RECORDS PROVIDED:

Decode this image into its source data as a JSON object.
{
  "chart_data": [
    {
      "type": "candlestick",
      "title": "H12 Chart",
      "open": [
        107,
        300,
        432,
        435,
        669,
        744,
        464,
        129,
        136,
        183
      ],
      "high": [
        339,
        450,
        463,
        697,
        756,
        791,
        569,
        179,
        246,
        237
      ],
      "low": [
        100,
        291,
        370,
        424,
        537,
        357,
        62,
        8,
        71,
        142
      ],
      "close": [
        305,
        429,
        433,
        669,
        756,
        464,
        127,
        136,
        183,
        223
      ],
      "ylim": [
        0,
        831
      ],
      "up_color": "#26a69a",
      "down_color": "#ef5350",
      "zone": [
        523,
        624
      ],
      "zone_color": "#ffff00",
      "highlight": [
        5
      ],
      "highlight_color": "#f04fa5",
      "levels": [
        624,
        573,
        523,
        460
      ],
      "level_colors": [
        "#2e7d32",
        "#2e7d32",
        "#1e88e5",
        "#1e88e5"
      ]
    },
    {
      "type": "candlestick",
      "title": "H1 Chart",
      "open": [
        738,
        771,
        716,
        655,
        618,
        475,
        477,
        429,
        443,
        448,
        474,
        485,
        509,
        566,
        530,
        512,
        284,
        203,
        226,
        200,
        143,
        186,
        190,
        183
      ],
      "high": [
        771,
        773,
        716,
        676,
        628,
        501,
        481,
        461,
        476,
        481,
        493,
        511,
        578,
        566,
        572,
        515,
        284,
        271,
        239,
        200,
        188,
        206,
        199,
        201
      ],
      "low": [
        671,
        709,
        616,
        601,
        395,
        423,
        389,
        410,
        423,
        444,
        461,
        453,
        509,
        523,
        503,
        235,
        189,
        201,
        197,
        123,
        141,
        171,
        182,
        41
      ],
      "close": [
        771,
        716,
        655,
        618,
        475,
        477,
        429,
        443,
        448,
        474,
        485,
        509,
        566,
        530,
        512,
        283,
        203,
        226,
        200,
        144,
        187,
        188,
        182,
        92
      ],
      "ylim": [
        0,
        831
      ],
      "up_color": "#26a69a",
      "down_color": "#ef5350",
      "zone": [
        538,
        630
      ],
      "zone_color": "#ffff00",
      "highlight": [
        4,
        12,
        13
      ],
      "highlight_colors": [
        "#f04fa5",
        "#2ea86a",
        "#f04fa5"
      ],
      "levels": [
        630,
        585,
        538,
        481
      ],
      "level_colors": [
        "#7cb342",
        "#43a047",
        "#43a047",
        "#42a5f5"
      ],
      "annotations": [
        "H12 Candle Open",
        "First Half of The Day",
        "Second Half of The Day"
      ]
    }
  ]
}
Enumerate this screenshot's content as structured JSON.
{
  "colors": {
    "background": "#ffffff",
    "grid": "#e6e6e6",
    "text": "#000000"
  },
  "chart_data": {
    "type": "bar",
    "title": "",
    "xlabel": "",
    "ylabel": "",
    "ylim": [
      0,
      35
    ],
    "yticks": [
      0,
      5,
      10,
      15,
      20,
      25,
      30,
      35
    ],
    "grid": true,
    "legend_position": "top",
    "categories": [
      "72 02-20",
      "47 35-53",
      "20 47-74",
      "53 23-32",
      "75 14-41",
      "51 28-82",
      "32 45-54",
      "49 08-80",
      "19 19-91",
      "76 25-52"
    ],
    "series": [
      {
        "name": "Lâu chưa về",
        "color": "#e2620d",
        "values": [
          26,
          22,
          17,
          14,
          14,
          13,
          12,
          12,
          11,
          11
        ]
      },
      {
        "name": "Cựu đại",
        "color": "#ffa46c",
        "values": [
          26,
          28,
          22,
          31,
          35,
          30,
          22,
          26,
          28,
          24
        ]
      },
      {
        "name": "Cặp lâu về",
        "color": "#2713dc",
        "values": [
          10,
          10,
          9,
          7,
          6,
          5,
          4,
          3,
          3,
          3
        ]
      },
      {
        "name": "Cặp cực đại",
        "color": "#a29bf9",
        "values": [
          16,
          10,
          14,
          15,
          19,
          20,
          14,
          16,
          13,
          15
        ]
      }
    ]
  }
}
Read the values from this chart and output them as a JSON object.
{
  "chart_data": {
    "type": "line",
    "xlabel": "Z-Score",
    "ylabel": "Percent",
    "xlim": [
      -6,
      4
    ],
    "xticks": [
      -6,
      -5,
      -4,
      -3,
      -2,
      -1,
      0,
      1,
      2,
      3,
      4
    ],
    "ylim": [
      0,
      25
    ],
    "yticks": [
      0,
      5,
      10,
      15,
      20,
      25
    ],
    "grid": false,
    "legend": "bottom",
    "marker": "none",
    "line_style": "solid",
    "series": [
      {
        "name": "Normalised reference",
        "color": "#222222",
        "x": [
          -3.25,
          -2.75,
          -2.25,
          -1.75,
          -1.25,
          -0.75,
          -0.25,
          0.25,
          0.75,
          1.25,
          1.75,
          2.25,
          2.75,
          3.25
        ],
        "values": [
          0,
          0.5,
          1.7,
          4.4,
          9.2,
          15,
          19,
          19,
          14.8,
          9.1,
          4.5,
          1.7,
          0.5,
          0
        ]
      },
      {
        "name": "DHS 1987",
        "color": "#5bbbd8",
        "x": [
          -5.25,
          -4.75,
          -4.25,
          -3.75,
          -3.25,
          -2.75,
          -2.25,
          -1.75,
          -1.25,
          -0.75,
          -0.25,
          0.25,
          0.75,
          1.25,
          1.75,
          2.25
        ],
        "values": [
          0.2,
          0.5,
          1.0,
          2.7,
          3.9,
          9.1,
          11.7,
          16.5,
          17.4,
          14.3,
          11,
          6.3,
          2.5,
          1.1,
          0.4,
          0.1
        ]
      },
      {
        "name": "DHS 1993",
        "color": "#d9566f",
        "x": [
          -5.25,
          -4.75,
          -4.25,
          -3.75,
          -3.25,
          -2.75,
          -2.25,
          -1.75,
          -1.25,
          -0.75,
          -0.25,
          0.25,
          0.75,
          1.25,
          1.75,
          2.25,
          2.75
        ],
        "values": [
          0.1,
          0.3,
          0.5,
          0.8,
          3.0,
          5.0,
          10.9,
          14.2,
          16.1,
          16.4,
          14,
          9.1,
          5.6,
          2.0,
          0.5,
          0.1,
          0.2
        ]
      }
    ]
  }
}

BRIEF:
Using the records above, pull out each line where the word "this" occurs.

TASK RESPONSE:
Decode this image into its source data as a JSON object.
Enumerate this screenshot's content as structured JSON.
Read the values from this chart and output them as a JSON object.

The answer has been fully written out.